▶ Given exercise: Quote the listing in full, exactly as given, minus any pictures.

begin Task data

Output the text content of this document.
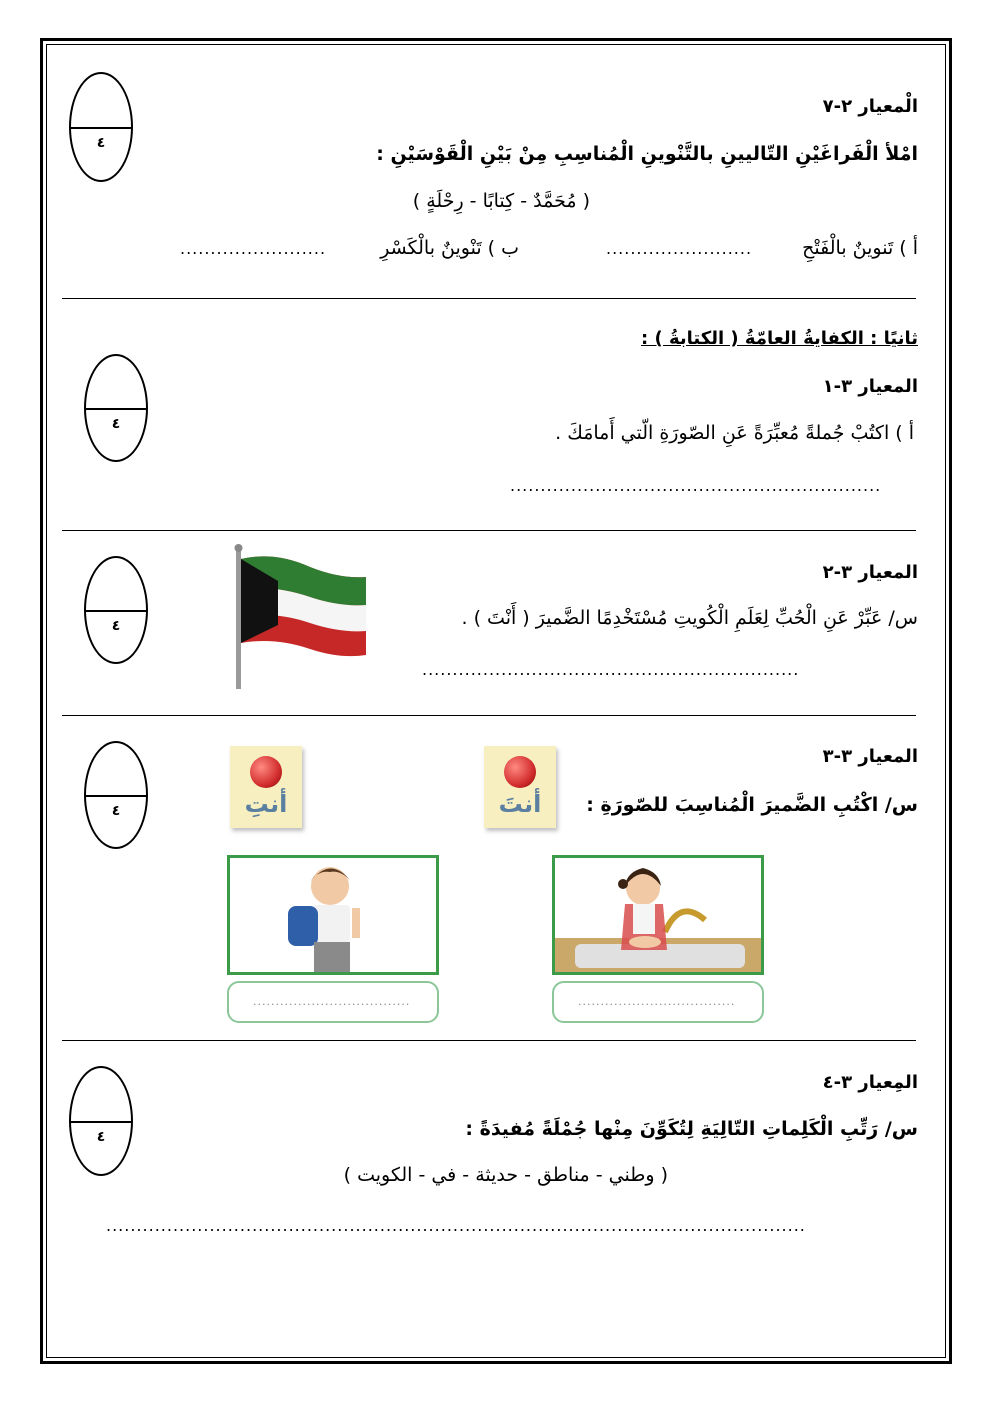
٤
الْمعيار ٢-٧
امْلأ الْفَراغَيْنِ التّاليينِ بالتَّنْوينِ الْمُناسِبِ مِنْ بَيْنِ الْقَوْسَيْنِ :
( مُحَمَّدٌ - كِتابًا - رِحْلَةٍ )
أ ) تَنوينٌ بالْفَتْحِ
........................
ب ) تَنْوينٌ بالْكَسْرِ
........................
ثانيًا : الكفايةُ العامّةُ ( الكتابةُ ) :
٤
المعيار ٣-١
أ ) اكتُبْ جُملةً مُعبِّرَةً عَنِ الصّورَةِ الّتي أَمامَكَ .
.............................................................
٤
المعيار ٣-٢
س/ عَبِّرْ عَنِ الْحُبِّ لِعَلَمِ الْكُويتِ مُسْتَخْدِمًا الضَّميرَ ( أَنْتَ ) .
..............................................................
٤
المعيار ٣-٣
س/ اكْتُبِ الضَّميرَ الْمُناسِبَ للصّورَةِ :
أنتَ
أنتِ
...................................
...................................
٤
المِعيار ٣-٤
س/ رَتِّبِ الْكَلِماتِ التّالِيَةِ لِتُكَوِّنَ مِنْها جُمْلَةً مُفيدَةً :
( وطني - مناطق - حديثة - في - الكويت )
...................................................................................................................
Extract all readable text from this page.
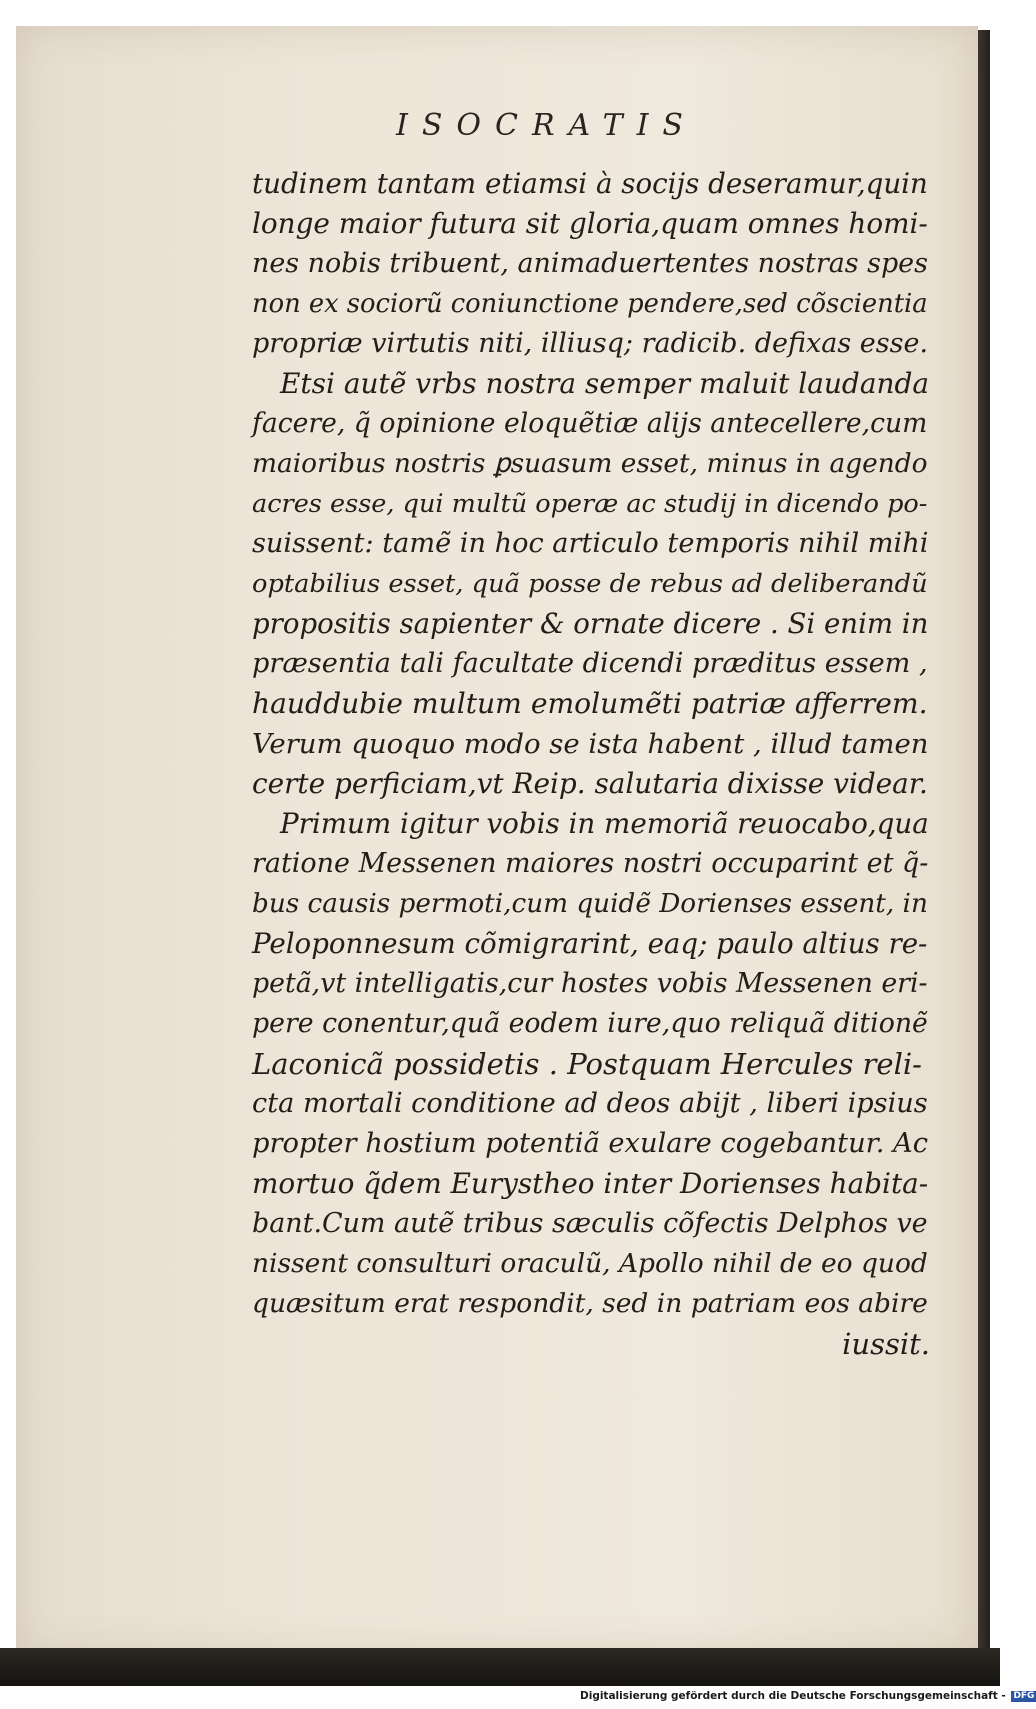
ISOCRATIS
tudinem tantam etiamsi à socijs deseramur,quin
longe maior futura sit gloria,quam omnes homi-
nes nobis tribuent, animaduertentes nostras spes
non ex sociorũ coniunctione pendere,sed cõscientia
propriæ virtutis niti, illiusq; radicib. defixas esse.
Etsi autẽ vrbs nostra semper maluit laudanda
facere, q̃ opinione eloquẽtiæ alijs antecellere,cum
maioribus nostris ꝑsuasum esset, minus in agendo
acres esse, qui multũ operæ ac studij in dicendo po-
suissent: tamẽ in hoc articulo temporis nihil mihi
optabilius esset, quã posse de rebus ad deliberandũ
propositis sapienter & ornate dicere . Si enim in
præsentia tali facultate dicendi præditus essem ,
hauddubie multum emolumẽti patriæ afferrem.
Verum quoquo modo se ista habent , illud tamen
certe perficiam,vt Reip. salutaria dixisse videar.
Primum igitur vobis in memoriã reuocabo,qua
ratione Messenen maiores nostri occuparint et q̃-
bus causis permoti,cum quidẽ Dorienses essent, in
Peloponnesum cõmigrarint, eaq; paulo altius re-
petã,vt intelligatis,cur hostes vobis Messenen eri-
pere conentur,quã eodem iure,quo reliquã ditionẽ
Laconicã possidetis . Postquam Hercules reli-
cta mortali conditione ad deos abijt , liberi ipsius
propter hostium potentiã exulare cogebantur. Ac
mortuo q̃dem Eurystheo inter Dorienses habita-
bant.Cum autẽ tribus sæculis cõfectis Delphos ve
nissent consulturi oraculũ, Apollo nihil de eo quod
quæsitum erat respondit, sed in patriam eos abire
iussit.
Digitalisierung gefördert durch die Deutsche Forschungsgemeinschaft - DFG
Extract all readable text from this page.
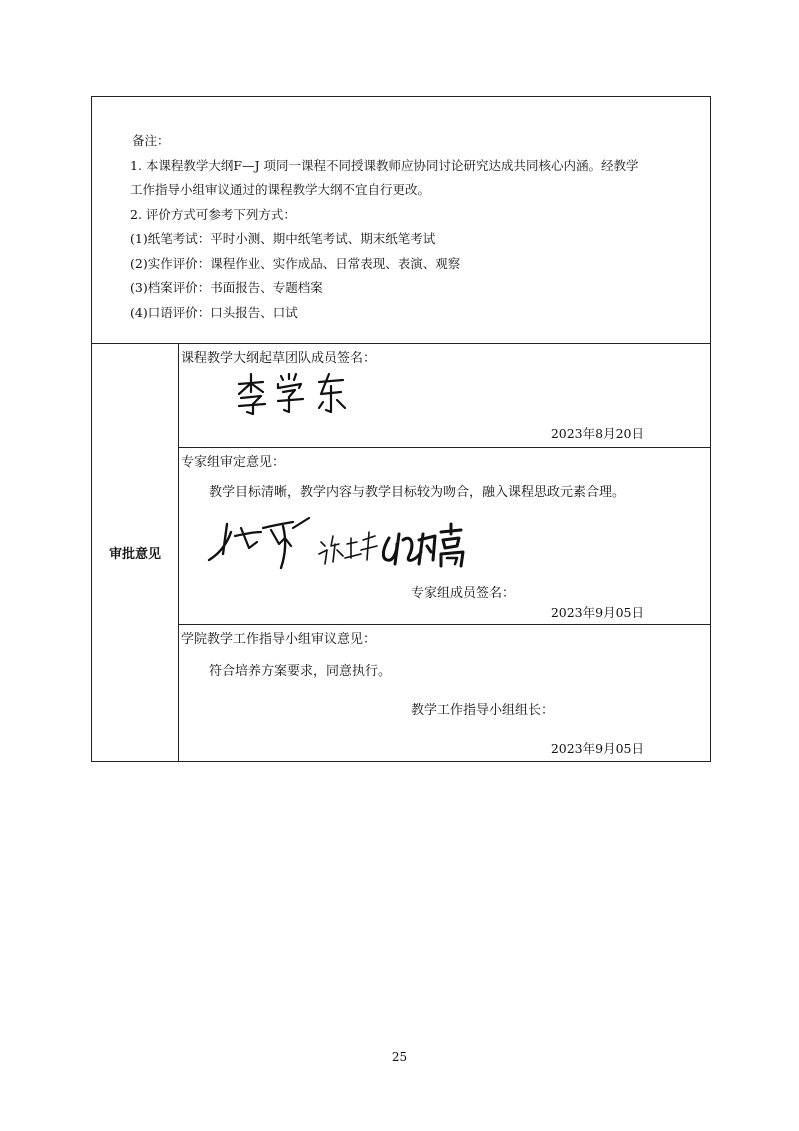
备注：

1. 本课程教学大纲F—J 项同一课程不同授课教师应协同讨论研究达成共同核心内涵。经教学

工作指导小组审议通过的课程教学大纲不宜自行更改。

2. 评价方式可参考下列方式：

(1)纸笔考试：平时小测、期中纸笔考试、期末纸笔考试

(2)实作评价：课程作业、实作成品、日常表现、表演、观察

(3)档案评价：书面报告、专题档案

(4)口语评价：口头报告、口试

审批意见	
课程教学大纲起草团队成员签名：
2023年8月20日
专家组审定意见：
教学目标清晰，教学内容与教学目标较为吻合，融入课程思政元素合理。
专家组成员签名：
2023年9月05日
学院教学工作指导小组审议意见：
符合培养方案要求，同意执行。
教学工作指导小组组长：
2023年9月05日
25
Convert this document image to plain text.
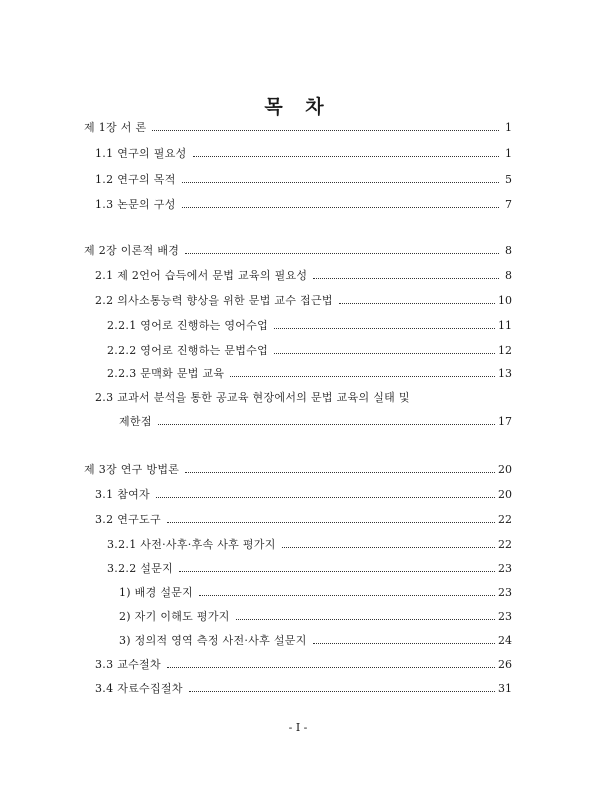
목 차
제 1장 서 론	1
1.1 연구의 필요성	1
1.2 연구의 목적	5
1.3 논문의 구성	7
제 2장 이론적 배경	8
2.1 제 2언어 습득에서 문법 교육의 필요성	8
2.2 의사소통능력 향상을 위한 문법 교수 접근법	10
2.2.1 영어로 진행하는 영어수업	11
2.2.2 영어로 진행하는 문법수업	12
2.2.3 문맥화 문법 교육	13
2.3 교과서 분석을 통한 공교육 현장에서의 문법 교육의 실태 및
제한점	17
제 3장 연구 방법론	20
3.1 참여자	20
3.2 연구도구	22
3.2.1 사전·사후·후속 사후 평가지	22
3.2.2 설문지	23
1) 배경 설문지	23
2) 자기 이해도 평가지	23
3) 정의적 영역 측정 사전·사후 설문지	24
3.3 교수절차	26
3.4 자료수집절차	31
- Ⅰ -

end Task data

▶ Response:
Output the text content of this document.
٤
الْمعيار ٢-٧
امْلأ الْفَراغَيْنِ التّاليينِ بالتَّنْوينِ الْمُناسِبِ مِنْ بَيْنِ الْقَوْسَيْنِ :
( مُحَمَّدٌ - كِتابًا - رِحْلَةٍ )
أ ) تَنوينٌ بالْفَتْحِ
........................
ب ) تَنْوينٌ بالْكَسْرِ
........................
ثانيًا : الكفايةُ العامّةُ ( الكتابةُ ) :
٤
المعيار ٣-١
أ ) اكتُبْ جُملةً مُعبِّرَةً عَنِ الصّورَةِ الّتي أَمامَكَ .
.............................................................
٤
المعيار ٣-٢
س/ عَبِّرْ عَنِ الْحُبِّ لِعَلَمِ الْكُويتِ مُسْتَخْدِمًا الضَّميرَ ( أَنْتَ ) .
..............................................................
٤
المعيار ٣-٣
س/ اكْتُبِ الضَّميرَ الْمُناسِبَ للصّورَةِ :
أنتَ
أنتِ
...................................
...................................
٤
المِعيار ٣-٤
س/ رَتِّبِ الْكَلِماتِ التّالِيَةِ لِتُكَوِّنَ مِنْها جُمْلَةً مُفيدَةً :
( وطني - مناطق - حديثة - في - الكويت )
...................................................................................................................
Extract all readable text from this page.
ISOCRATIS
tudinem tantam etiamsi à socijs deseramur,quin
longe maior futura sit gloria,quam omnes homi-
nes nobis tribuent, animaduertentes nostras spes
non ex sociorũ coniunctione pendere,sed cõscientia
propriæ virtutis niti, illiusq; radicib. defixas esse.
Etsi autẽ vrbs nostra semper maluit laudanda
facere, q̃ opinione eloquẽtiæ alijs antecellere,cum
maioribus nostris ꝑsuasum esset, minus in agendo
acres esse, qui multũ operæ ac studij in dicendo po-
suissent: tamẽ in hoc articulo temporis nihil mihi
optabilius esset, quã posse de rebus ad deliberandũ
propositis sapienter & ornate dicere . Si enim in
præsentia tali facultate dicendi præditus essem ,
hauddubie multum emolumẽti patriæ afferrem.
Verum quoquo modo se ista habent , illud tamen
certe perficiam,vt Reip. salutaria dixisse videar.
Primum igitur vobis in memoriã reuocabo,qua
ratione Messenen maiores nostri occuparint et q̃-
bus causis permoti,cum quidẽ Dorienses essent, in
Peloponnesum cõmigrarint, eaq; paulo altius re-
petã,vt intelligatis,cur hostes vobis Messenen eri-
pere conentur,quã eodem iure,quo reliquã ditionẽ
Laconicã possidetis . Postquam Hercules reli-
cta mortali conditione ad deos abijt , liberi ipsius
propter hostium potentiã exulare cogebantur. Ac
mortuo q̃dem Eurystheo inter Dorienses habita-
bant.Cum autẽ tribus sæculis cõfectis Delphos ve
nissent consulturi oraculũ, Apollo nihil de eo quod
quæsitum erat respondit, sed in patriam eos abire
iussit.
Digitalisierung gefördert durch die Deutsche Forschungsgemeinschaft - DFG
Extract all readable text from this page.
备注：

1. 本课程教学大纲F—J 项同一课程不同授课教师应协同讨论研究达成共同核心内涵。经教学

工作指导小组审议通过的课程教学大纲不宜自行更改。

2. 评价方式可参考下列方式：

(1)纸笔考试：平时小测、期中纸笔考试、期末纸笔考试

(2)实作评价：课程作业、实作成品、日常表现、表演、观察

(3)档案评价：书面报告、专题档案

(4)口语评价：口头报告、口试

审批意见	
课程教学大纲起草团队成员签名：
2023年8月20日
专家组审定意见：
教学目标清晰，教学内容与教学目标较为吻合，融入课程思政元素合理。
专家组成员签名：
2023年9月05日
学院教学工作指导小组审议意见：
符合培养方案要求，同意执行。
教学工作指导小组组长：
2023年9月05日
25
Convert this document image to plain text.
목 차
제 1장 서 론	1
1.1 연구의 필요성	1
1.2 연구의 목적	5
1.3 논문의 구성	7
제 2장 이론적 배경	8
2.1 제 2언어 습득에서 문법 교육의 필요성	8
2.2 의사소통능력 향상을 위한 문법 교수 접근법	10
2.2.1 영어로 진행하는 영어수업	11
2.2.2 영어로 진행하는 문법수업	12
2.2.3 문맥화 문법 교육	13
2.3 교과서 분석을 통한 공교육 현장에서의 문법 교육의 실태 및
제한점	17
제 3장 연구 방법론	20
3.1 참여자	20
3.2 연구도구	22
3.2.1 사전·사후·후속 사후 평가지	22
3.2.2 설문지	23
1) 배경 설문지	23
2) 자기 이해도 평가지	23
3) 정의적 영역 측정 사전·사후 설문지	24
3.3 교수절차	26
3.4 자료수집절차	31
- Ⅰ -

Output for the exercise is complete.